--- Start of Data in this exercise ---
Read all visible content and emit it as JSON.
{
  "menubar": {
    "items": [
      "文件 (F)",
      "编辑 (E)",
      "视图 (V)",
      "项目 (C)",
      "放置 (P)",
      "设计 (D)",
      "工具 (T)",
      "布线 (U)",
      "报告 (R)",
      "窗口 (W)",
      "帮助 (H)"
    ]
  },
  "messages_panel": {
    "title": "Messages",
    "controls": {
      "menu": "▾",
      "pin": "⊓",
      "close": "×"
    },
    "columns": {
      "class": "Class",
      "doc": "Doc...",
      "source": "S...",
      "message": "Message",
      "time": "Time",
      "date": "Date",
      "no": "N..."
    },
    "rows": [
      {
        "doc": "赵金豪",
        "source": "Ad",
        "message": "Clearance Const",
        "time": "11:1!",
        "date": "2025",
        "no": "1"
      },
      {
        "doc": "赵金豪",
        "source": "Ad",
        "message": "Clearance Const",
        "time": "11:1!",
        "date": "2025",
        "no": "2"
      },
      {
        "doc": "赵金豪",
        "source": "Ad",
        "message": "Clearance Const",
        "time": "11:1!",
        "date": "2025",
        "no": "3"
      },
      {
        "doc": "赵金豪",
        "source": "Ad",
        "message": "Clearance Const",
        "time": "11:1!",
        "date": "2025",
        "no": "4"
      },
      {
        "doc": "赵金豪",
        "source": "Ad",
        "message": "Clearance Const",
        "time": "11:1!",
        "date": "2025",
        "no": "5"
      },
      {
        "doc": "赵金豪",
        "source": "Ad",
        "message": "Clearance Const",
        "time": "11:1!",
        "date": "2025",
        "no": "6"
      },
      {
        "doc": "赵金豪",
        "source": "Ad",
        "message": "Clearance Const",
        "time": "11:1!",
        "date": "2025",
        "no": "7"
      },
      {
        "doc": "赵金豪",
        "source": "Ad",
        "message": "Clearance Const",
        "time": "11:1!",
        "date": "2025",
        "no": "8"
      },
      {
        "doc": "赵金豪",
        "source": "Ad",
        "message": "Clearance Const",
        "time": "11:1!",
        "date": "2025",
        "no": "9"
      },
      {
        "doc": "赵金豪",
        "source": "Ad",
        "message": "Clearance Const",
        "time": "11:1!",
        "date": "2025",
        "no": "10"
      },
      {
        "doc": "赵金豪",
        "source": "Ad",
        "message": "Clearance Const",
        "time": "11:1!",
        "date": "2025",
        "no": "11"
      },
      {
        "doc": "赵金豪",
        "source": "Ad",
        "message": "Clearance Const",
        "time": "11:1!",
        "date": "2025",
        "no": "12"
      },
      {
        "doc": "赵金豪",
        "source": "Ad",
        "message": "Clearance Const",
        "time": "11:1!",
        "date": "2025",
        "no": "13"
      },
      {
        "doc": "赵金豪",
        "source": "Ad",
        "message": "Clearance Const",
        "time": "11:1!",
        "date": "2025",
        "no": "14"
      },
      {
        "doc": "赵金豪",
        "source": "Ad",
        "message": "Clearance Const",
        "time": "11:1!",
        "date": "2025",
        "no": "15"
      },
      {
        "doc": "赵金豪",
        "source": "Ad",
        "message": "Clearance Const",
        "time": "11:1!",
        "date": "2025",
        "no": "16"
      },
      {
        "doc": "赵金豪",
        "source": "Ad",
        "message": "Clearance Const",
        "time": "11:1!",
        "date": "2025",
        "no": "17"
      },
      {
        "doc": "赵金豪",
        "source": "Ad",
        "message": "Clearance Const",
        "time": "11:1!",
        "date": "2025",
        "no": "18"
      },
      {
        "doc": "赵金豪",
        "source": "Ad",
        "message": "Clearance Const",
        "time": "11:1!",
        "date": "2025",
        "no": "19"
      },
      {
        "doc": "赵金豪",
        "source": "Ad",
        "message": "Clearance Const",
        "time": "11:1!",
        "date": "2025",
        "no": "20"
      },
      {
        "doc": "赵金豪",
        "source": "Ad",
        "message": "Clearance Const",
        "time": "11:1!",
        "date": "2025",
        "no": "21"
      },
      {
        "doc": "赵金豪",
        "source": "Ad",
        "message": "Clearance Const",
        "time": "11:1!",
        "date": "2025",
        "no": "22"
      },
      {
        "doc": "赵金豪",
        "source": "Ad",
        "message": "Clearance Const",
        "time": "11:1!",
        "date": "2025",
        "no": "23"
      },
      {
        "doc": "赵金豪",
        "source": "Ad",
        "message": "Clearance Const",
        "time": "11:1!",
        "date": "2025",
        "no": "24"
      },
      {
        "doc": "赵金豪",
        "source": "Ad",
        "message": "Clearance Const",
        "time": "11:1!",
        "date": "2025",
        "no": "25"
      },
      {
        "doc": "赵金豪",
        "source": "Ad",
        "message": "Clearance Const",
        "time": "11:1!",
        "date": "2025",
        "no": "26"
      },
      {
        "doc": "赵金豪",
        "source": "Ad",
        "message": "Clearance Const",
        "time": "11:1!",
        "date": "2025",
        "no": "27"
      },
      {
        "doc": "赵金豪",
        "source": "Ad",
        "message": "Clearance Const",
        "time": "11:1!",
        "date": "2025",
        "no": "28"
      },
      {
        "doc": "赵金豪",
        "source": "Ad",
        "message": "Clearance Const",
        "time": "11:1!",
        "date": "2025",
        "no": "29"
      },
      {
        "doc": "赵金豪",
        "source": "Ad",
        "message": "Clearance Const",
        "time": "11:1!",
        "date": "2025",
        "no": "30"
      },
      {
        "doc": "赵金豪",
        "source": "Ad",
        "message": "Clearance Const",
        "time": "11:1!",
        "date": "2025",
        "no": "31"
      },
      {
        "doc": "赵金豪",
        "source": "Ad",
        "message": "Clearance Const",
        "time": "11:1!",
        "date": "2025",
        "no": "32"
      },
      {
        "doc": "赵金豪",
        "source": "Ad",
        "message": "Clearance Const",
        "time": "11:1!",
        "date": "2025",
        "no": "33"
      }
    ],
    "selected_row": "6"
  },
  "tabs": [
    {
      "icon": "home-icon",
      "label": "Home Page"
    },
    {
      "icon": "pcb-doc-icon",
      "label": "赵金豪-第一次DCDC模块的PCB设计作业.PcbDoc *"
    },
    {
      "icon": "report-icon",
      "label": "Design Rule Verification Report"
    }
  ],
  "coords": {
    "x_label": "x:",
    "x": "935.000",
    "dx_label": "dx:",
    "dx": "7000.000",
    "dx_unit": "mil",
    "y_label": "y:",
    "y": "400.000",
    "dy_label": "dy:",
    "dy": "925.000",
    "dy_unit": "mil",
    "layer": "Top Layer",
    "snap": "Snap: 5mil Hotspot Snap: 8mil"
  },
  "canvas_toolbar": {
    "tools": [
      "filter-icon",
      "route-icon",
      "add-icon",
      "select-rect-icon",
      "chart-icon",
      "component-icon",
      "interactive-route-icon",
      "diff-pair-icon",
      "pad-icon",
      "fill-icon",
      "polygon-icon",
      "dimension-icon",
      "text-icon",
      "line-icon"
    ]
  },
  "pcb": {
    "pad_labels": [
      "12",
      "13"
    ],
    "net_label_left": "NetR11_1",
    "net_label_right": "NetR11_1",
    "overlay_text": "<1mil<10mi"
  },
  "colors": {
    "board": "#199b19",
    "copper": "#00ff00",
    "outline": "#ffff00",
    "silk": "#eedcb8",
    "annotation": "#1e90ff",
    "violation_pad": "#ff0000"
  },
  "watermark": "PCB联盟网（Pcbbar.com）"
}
--- End of Data in this exercise ---
▶ **Problem**:
Nothing in the listing may be changed; retype it all exactly.

▶ **Solution for this exercise**:
Read all visible content and emit it as JSON.
{
  "menubar": {
    "items": [
      "文件 (F)",
      "编辑 (E)",
      "视图 (V)",
      "项目 (C)",
      "放置 (P)",
      "设计 (D)",
      "工具 (T)",
      "布线 (U)",
      "报告 (R)",
      "窗口 (W)",
      "帮助 (H)"
    ]
  },
  "messages_panel": {
    "title": "Messages",
    "controls": {
      "menu": "▾",
      "pin": "⊓",
      "close": "×"
    },
    "columns": {
      "class": "Class",
      "doc": "Doc...",
      "source": "S...",
      "message": "Message",
      "time": "Time",
      "date": "Date",
      "no": "N..."
    },
    "rows": [
      {
        "doc": "赵金豪",
        "source": "Ad",
        "message": "Clearance Const",
        "time": "11:1!",
        "date": "2025",
        "no": "1"
      },
      {
        "doc": "赵金豪",
        "source": "Ad",
        "message": "Clearance Const",
        "time": "11:1!",
        "date": "2025",
        "no": "2"
      },
      {
        "doc": "赵金豪",
        "source": "Ad",
        "message": "Clearance Const",
        "time": "11:1!",
        "date": "2025",
        "no": "3"
      },
      {
        "doc": "赵金豪",
        "source": "Ad",
        "message": "Clearance Const",
        "time": "11:1!",
        "date": "2025",
        "no": "4"
      },
      {
        "doc": "赵金豪",
        "source": "Ad",
        "message": "Clearance Const",
        "time": "11:1!",
        "date": "2025",
        "no": "5"
      },
      {
        "doc": "赵金豪",
        "source": "Ad",
        "message": "Clearance Const",
        "time": "11:1!",
        "date": "2025",
        "no": "6"
      },
      {
        "doc": "赵金豪",
        "source": "Ad",
        "message": "Clearance Const",
        "time": "11:1!",
        "date": "2025",
        "no": "7"
      },
      {
        "doc": "赵金豪",
        "source": "Ad",
        "message": "Clearance Const",
        "time": "11:1!",
        "date": "2025",
        "no": "8"
      },
      {
        "doc": "赵金豪",
        "source": "Ad",
        "message": "Clearance Const",
        "time": "11:1!",
        "date": "2025",
        "no": "9"
      },
      {
        "doc": "赵金豪",
        "source": "Ad",
        "message": "Clearance Const",
        "time": "11:1!",
        "date": "2025",
        "no": "10"
      },
      {
        "doc": "赵金豪",
        "source": "Ad",
        "message": "Clearance Const",
        "time": "11:1!",
        "date": "2025",
        "no": "11"
      },
      {
        "doc": "赵金豪",
        "source": "Ad",
        "message": "Clearance Const",
        "time": "11:1!",
        "date": "2025",
        "no": "12"
      },
      {
        "doc": "赵金豪",
        "source": "Ad",
        "message": "Clearance Const",
        "time": "11:1!",
        "date": "2025",
        "no": "13"
      },
      {
        "doc": "赵金豪",
        "source": "Ad",
        "message": "Clearance Const",
        "time": "11:1!",
        "date": "2025",
        "no": "14"
      },
      {
        "doc": "赵金豪",
        "source": "Ad",
        "message": "Clearance Const",
        "time": "11:1!",
        "date": "2025",
        "no": "15"
      },
      {
        "doc": "赵金豪",
        "source": "Ad",
        "message": "Clearance Const",
        "time": "11:1!",
        "date": "2025",
        "no": "16"
      },
      {
        "doc": "赵金豪",
        "source": "Ad",
        "message": "Clearance Const",
        "time": "11:1!",
        "date": "2025",
        "no": "17"
      },
      {
        "doc": "赵金豪",
        "source": "Ad",
        "message": "Clearance Const",
        "time": "11:1!",
        "date": "2025",
        "no": "18"
      },
      {
        "doc": "赵金豪",
        "source": "Ad",
        "message": "Clearance Const",
        "time": "11:1!",
        "date": "2025",
        "no": "19"
      },
      {
        "doc": "赵金豪",
        "source": "Ad",
        "message": "Clearance Const",
        "time": "11:1!",
        "date": "2025",
        "no": "20"
      },
      {
        "doc": "赵金豪",
        "source": "Ad",
        "message": "Clearance Const",
        "time": "11:1!",
        "date": "2025",
        "no": "21"
      },
      {
        "doc": "赵金豪",
        "source": "Ad",
        "message": "Clearance Const",
        "time": "11:1!",
        "date": "2025",
        "no": "22"
      },
      {
        "doc": "赵金豪",
        "source": "Ad",
        "message": "Clearance Const",
        "time": "11:1!",
        "date": "2025",
        "no": "23"
      },
      {
        "doc": "赵金豪",
        "source": "Ad",
        "message": "Clearance Const",
        "time": "11:1!",
        "date": "2025",
        "no": "24"
      },
      {
        "doc": "赵金豪",
        "source": "Ad",
        "message": "Clearance Const",
        "time": "11:1!",
        "date": "2025",
        "no": "25"
      },
      {
        "doc": "赵金豪",
        "source": "Ad",
        "message": "Clearance Const",
        "time": "11:1!",
        "date": "2025",
        "no": "26"
      },
      {
        "doc": "赵金豪",
        "source": "Ad",
        "message": "Clearance Const",
        "time": "11:1!",
        "date": "2025",
        "no": "27"
      },
      {
        "doc": "赵金豪",
        "source": "Ad",
        "message": "Clearance Const",
        "time": "11:1!",
        "date": "2025",
        "no": "28"
      },
      {
        "doc": "赵金豪",
        "source": "Ad",
        "message": "Clearance Const",
        "time": "11:1!",
        "date": "2025",
        "no": "29"
      },
      {
        "doc": "赵金豪",
        "source": "Ad",
        "message": "Clearance Const",
        "time": "11:1!",
        "date": "2025",
        "no": "30"
      },
      {
        "doc": "赵金豪",
        "source": "Ad",
        "message": "Clearance Const",
        "time": "11:1!",
        "date": "2025",
        "no": "31"
      },
      {
        "doc": "赵金豪",
        "source": "Ad",
        "message": "Clearance Const",
        "time": "11:1!",
        "date": "2025",
        "no": "32"
      },
      {
        "doc": "赵金豪",
        "source": "Ad",
        "message": "Clearance Const",
        "time": "11:1!",
        "date": "2025",
        "no": "33"
      }
    ],
    "selected_row": "6"
  },
  "tabs": [
    {
      "icon": "home-icon",
      "label": "Home Page"
    },
    {
      "icon": "pcb-doc-icon",
      "label": "赵金豪-第一次DCDC模块的PCB设计作业.PcbDoc *"
    },
    {
      "icon": "report-icon",
      "label": "Design Rule Verification Report"
    }
  ],
  "coords": {
    "x_label": "x:",
    "x": "935.000",
    "dx_label": "dx:",
    "dx": "7000.000",
    "dx_unit": "mil",
    "y_label": "y:",
    "y": "400.000",
    "dy_label": "dy:",
    "dy": "925.000",
    "dy_unit": "mil",
    "layer": "Top Layer",
    "snap": "Snap: 5mil Hotspot Snap: 8mil"
  },
  "canvas_toolbar": {
    "tools": [
      "filter-icon",
      "route-icon",
      "add-icon",
      "select-rect-icon",
      "chart-icon",
      "component-icon",
      "interactive-route-icon",
      "diff-pair-icon",
      "pad-icon",
      "fill-icon",
      "polygon-icon",
      "dimension-icon",
      "text-icon",
      "line-icon"
    ]
  },
  "pcb": {
    "pad_labels": [
      "12",
      "13"
    ],
    "net_label_left": "NetR11_1",
    "net_label_right": "NetR11_1",
    "overlay_text": "<1mil<10mi"
  },
  "colors": {
    "board": "#199b19",
    "copper": "#00ff00",
    "outline": "#ffff00",
    "silk": "#eedcb8",
    "annotation": "#1e90ff",
    "violation_pad": "#ff0000"
  },
  "watermark": "PCB联盟网（Pcbbar.com）"
}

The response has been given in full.